PROBLEMS TO SOLVE:
1. Decide whether each statement agrees with the debentures post: (a) Debenture holders have voting power in the company. (b) Convertible debentures usually carry lower interest rates than non-convertible ones. (c) Most debentures issued in India are convertible. For each, answer yes or no and quote the words of the post that decide it.
2. Output the part of the debentures post starting at "a)   Convertible Or" and ending at "are Non Convertible Debentures.", copied word for word.
3. According to the debentures post, what bases are debentures divided by? List every one it names.

EXCERPTED PASSAGE:
((

Monday, 3 October 2016

The Debentures Story ...



There are ways through which a company can raise funds from general public. The most popular methods are via issuance of IPO or right shares. Today, we will discuss of the other option that is gaining momentum now. i.e. through issue of debentures. It is simpler for company and also the cost of raising funds through debentures is lower than equity. 

What is a Debenture?

Debenture is a debt instrument. It is similar to a loan taken by the issuer (mostly corporate) to raise money without parting with their company ownership). The general features of any debenture are as follows:

a) Fixed interest rate and fixed tenure.
b) It is useful to raise debt for medium and long term.
c)  It can be secured against assets or any collateral. The most popular debentures are unsecured and thus, have lower interest rates over long term bonds issued by government.
d) The debenture holders don’t have any say in the company management. i.e. they don’t any voting power.
e) There are debentures that can be transferred in the secondary market. However, this market is usually illiquid for trading.

Types of Debentures

The debenture are divided based on their term, redemption, underlying security or asset, transferability or tradability, interest rate, coupon rate, etc.
    
     a)   Convertible Or Non Convertible Debentures

The Convertible Debentures can be converted into equity shares at a later date. Thus, as a unit holder it gives the holder chance to become the share holder in the particular company. Usually, the convertible debentures have lower interest rates as compared to Non convertible debentures. The debenture may be partly also convertible. The ratio is pre defined at the time of subscription. In India, most of the debentures issued are Non Convertible Debentures.

))

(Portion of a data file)
((

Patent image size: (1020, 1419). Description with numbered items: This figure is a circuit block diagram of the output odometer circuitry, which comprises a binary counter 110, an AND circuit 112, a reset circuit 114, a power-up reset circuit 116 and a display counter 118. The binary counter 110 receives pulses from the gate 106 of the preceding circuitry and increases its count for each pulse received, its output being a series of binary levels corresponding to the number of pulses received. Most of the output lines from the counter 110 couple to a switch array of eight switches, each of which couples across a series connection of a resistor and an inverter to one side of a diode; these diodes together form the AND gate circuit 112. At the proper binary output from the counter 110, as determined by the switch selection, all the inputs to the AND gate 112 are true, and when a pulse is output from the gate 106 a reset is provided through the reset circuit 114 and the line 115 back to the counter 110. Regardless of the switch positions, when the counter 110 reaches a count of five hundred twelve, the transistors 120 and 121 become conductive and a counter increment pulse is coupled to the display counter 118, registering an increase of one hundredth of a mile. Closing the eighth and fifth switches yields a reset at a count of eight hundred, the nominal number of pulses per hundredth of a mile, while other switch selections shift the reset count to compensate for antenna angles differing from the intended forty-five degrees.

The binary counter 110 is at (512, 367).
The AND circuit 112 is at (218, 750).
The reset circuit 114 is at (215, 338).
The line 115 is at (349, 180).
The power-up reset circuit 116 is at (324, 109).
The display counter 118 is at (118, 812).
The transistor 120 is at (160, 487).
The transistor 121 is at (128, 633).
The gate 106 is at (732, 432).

))

ANSWERS TO THE PROBLEMS:
1.
(a) No: "The debenture holders don’t have any say in the company management."
(b) Yes: "Usually, the convertible debentures have lower interest rates as compared to Non convertible debentures."
(c) No: "In India, most of the debentures issued are Non Convertible Debentures."

2.
a)   Convertible Or Non Convertible Debentures

The Convertible Debentures can be converted into equity shares at a later date. Thus, as a unit holder it gives the holder chance to become the share holder in the particular company. Usually, the convertible debentures have lower interest rates as compared to Non convertible debentures. The debenture may be partly also convertible. The ratio is pre defined at the time of subscription. In India, most of the debentures issued are Non Convertible Debentures.

3. term, redemption, underlying security or asset, transferability or tradability, interest rate, coupon rate